[MATERIAL PROVIDED]
-=-=-

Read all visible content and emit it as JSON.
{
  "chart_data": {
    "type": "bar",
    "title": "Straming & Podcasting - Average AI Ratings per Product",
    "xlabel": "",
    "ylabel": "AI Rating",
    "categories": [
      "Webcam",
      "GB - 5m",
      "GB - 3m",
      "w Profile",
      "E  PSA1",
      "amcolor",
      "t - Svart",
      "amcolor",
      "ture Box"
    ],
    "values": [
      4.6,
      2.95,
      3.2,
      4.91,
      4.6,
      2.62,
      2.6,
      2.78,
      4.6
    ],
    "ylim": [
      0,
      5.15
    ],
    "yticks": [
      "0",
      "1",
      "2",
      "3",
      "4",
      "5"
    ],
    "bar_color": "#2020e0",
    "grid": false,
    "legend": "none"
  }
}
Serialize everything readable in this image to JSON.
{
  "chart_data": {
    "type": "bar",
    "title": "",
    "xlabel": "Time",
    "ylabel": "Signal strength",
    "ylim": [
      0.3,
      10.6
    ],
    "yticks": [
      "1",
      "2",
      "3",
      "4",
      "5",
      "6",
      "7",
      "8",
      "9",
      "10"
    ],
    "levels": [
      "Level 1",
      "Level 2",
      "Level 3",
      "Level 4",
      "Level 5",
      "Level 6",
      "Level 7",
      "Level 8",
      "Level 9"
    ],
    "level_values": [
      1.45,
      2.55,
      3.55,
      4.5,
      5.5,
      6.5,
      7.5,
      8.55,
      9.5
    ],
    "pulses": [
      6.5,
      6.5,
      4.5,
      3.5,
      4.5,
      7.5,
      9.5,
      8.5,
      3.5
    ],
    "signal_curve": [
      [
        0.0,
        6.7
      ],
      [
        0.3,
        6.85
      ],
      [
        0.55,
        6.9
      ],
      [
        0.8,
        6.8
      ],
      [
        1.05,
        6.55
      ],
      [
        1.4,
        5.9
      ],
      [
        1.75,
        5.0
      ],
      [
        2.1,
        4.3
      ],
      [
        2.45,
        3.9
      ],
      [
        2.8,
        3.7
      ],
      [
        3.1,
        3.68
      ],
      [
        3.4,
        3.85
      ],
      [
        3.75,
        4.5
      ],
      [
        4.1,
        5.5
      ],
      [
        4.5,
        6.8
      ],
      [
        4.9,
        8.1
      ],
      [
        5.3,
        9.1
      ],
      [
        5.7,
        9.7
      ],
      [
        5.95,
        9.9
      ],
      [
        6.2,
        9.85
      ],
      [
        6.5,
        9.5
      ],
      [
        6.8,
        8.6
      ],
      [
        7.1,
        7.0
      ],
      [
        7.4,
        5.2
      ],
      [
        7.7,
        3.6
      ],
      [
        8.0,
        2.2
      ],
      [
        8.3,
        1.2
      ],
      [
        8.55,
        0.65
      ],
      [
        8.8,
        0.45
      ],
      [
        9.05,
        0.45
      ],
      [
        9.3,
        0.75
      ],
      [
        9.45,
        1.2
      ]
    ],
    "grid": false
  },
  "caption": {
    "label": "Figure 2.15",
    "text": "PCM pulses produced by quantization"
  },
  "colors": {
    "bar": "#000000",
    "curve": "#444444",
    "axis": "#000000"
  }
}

-=-=-

[WHAT NEEDS TO BE DONE] Return every line of the material exactly.

[TASK RESPONSE]
Read all visible content and emit it as JSON.
{
  "chart_data": {
    "type": "bar",
    "title": "Straming & Podcasting - Average AI Ratings per Product",
    "xlabel": "",
    "ylabel": "AI Rating",
    "categories": [
      "Webcam",
      "GB - 5m",
      "GB - 3m",
      "w Profile",
      "E  PSA1",
      "amcolor",
      "t - Svart",
      "amcolor",
      "ture Box"
    ],
    "values": [
      4.6,
      2.95,
      3.2,
      4.91,
      4.6,
      2.62,
      2.6,
      2.78,
      4.6
    ],
    "ylim": [
      0,
      5.15
    ],
    "yticks": [
      "0",
      "1",
      "2",
      "3",
      "4",
      "5"
    ],
    "bar_color": "#2020e0",
    "grid": false,
    "legend": "none"
  }
}
Serialize everything readable in this image to JSON.
{
  "chart_data": {
    "type": "bar",
    "title": "",
    "xlabel": "Time",
    "ylabel": "Signal strength",
    "ylim": [
      0.3,
      10.6
    ],
    "yticks": [
      "1",
      "2",
      "3",
      "4",
      "5",
      "6",
      "7",
      "8",
      "9",
      "10"
    ],
    "levels": [
      "Level 1",
      "Level 2",
      "Level 3",
      "Level 4",
      "Level 5",
      "Level 6",
      "Level 7",
      "Level 8",
      "Level 9"
    ],
    "level_values": [
      1.45,
      2.55,
      3.55,
      4.5,
      5.5,
      6.5,
      7.5,
      8.55,
      9.5
    ],
    "pulses": [
      6.5,
      6.5,
      4.5,
      3.5,
      4.5,
      7.5,
      9.5,
      8.5,
      3.5
    ],
    "signal_curve": [
      [
        0.0,
        6.7
      ],
      [
        0.3,
        6.85
      ],
      [
        0.55,
        6.9
      ],
      [
        0.8,
        6.8
      ],
      [
        1.05,
        6.55
      ],
      [
        1.4,
        5.9
      ],
      [
        1.75,
        5.0
      ],
      [
        2.1,
        4.3
      ],
      [
        2.45,
        3.9
      ],
      [
        2.8,
        3.7
      ],
      [
        3.1,
        3.68
      ],
      [
        3.4,
        3.85
      ],
      [
        3.75,
        4.5
      ],
      [
        4.1,
        5.5
      ],
      [
        4.5,
        6.8
      ],
      [
        4.9,
        8.1
      ],
      [
        5.3,
        9.1
      ],
      [
        5.7,
        9.7
      ],
      [
        5.95,
        9.9
      ],
      [
        6.2,
        9.85
      ],
      [
        6.5,
        9.5
      ],
      [
        6.8,
        8.6
      ],
      [
        7.1,
        7.0
      ],
      [
        7.4,
        5.2
      ],
      [
        7.7,
        3.6
      ],
      [
        8.0,
        2.2
      ],
      [
        8.3,
        1.2
      ],
      [
        8.55,
        0.65
      ],
      [
        8.8,
        0.45
      ],
      [
        9.05,
        0.45
      ],
      [
        9.3,
        0.75
      ],
      [
        9.45,
        1.2
      ]
    ],
    "grid": false
  },
  "caption": {
    "label": "Figure 2.15",
    "text": "PCM pulses produced by quantization"
  },
  "colors": {
    "bar": "#000000",
    "curve": "#444444",
    "axis": "#000000"
  }
}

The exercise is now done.